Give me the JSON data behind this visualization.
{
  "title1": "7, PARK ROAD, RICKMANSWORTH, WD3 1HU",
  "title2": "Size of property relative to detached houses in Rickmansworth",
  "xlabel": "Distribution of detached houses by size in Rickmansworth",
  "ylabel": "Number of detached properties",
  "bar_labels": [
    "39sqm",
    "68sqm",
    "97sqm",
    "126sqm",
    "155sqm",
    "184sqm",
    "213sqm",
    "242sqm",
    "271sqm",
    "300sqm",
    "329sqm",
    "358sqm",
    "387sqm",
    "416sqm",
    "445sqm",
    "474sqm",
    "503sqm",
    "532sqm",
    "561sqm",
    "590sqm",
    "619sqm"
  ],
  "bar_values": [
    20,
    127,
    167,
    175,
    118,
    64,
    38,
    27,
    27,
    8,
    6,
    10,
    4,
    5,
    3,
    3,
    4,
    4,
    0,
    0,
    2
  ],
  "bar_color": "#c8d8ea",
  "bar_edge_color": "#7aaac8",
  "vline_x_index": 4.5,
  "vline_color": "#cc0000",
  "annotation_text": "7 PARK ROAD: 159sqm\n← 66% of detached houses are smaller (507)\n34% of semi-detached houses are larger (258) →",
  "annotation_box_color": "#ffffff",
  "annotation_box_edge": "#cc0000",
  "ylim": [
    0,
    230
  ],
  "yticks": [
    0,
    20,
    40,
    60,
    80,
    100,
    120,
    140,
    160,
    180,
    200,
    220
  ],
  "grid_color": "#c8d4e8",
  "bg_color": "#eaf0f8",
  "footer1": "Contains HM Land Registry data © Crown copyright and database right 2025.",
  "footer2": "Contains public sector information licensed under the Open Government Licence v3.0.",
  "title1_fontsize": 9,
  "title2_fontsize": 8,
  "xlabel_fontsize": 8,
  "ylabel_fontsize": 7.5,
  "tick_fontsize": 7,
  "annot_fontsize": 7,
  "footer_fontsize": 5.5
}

SET TASK: Return the listing above in its exact form.

WRITTEN SOLUTION:
Give me the JSON data behind this visualization.
{
  "title1": "7, PARK ROAD, RICKMANSWORTH, WD3 1HU",
  "title2": "Size of property relative to detached houses in Rickmansworth",
  "xlabel": "Distribution of detached houses by size in Rickmansworth",
  "ylabel": "Number of detached properties",
  "bar_labels": [
    "39sqm",
    "68sqm",
    "97sqm",
    "126sqm",
    "155sqm",
    "184sqm",
    "213sqm",
    "242sqm",
    "271sqm",
    "300sqm",
    "329sqm",
    "358sqm",
    "387sqm",
    "416sqm",
    "445sqm",
    "474sqm",
    "503sqm",
    "532sqm",
    "561sqm",
    "590sqm",
    "619sqm"
  ],
  "bar_values": [
    20,
    127,
    167,
    175,
    118,
    64,
    38,
    27,
    27,
    8,
    6,
    10,
    4,
    5,
    3,
    3,
    4,
    4,
    0,
    0,
    2
  ],
  "bar_color": "#c8d8ea",
  "bar_edge_color": "#7aaac8",
  "vline_x_index": 4.5,
  "vline_color": "#cc0000",
  "annotation_text": "7 PARK ROAD: 159sqm\n← 66% of detached houses are smaller (507)\n34% of semi-detached houses are larger (258) →",
  "annotation_box_color": "#ffffff",
  "annotation_box_edge": "#cc0000",
  "ylim": [
    0,
    230
  ],
  "yticks": [
    0,
    20,
    40,
    60,
    80,
    100,
    120,
    140,
    160,
    180,
    200,
    220
  ],
  "grid_color": "#c8d4e8",
  "bg_color": "#eaf0f8",
  "footer1": "Contains HM Land Registry data © Crown copyright and database right 2025.",
  "footer2": "Contains public sector information licensed under the Open Government Licence v3.0.",
  "title1_fontsize": 9,
  "title2_fontsize": 8,
  "xlabel_fontsize": 8,
  "ylabel_fontsize": 7.5,
  "tick_fontsize": 7,
  "annot_fontsize": 7,
  "footer_fontsize": 5.5
}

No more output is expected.